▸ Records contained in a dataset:

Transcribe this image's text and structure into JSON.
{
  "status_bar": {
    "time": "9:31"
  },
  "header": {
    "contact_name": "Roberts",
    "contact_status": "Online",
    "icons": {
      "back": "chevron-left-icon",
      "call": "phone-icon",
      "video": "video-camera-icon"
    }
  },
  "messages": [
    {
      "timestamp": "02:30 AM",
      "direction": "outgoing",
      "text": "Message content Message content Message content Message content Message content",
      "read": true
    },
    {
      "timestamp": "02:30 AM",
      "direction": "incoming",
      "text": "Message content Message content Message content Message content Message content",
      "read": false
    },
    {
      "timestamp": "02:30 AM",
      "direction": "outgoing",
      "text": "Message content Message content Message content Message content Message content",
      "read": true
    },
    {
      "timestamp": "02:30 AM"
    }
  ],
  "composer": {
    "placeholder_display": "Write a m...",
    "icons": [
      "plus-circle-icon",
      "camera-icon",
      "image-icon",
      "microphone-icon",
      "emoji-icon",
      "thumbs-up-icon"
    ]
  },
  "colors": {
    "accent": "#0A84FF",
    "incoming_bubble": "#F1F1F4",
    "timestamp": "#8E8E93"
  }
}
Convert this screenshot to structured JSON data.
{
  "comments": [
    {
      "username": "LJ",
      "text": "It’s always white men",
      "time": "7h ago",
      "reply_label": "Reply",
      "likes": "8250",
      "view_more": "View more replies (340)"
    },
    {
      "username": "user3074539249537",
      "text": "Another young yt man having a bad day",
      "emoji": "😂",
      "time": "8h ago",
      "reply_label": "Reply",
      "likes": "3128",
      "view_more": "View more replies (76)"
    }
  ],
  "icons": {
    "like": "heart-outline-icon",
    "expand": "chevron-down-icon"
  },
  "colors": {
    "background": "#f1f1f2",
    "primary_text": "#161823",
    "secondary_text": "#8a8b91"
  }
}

▸ Directions:
Where a line of the data holds "image", show that line.

▸ Full answer:
Transcribe this image's text and structure into JSON.
      "image-icon",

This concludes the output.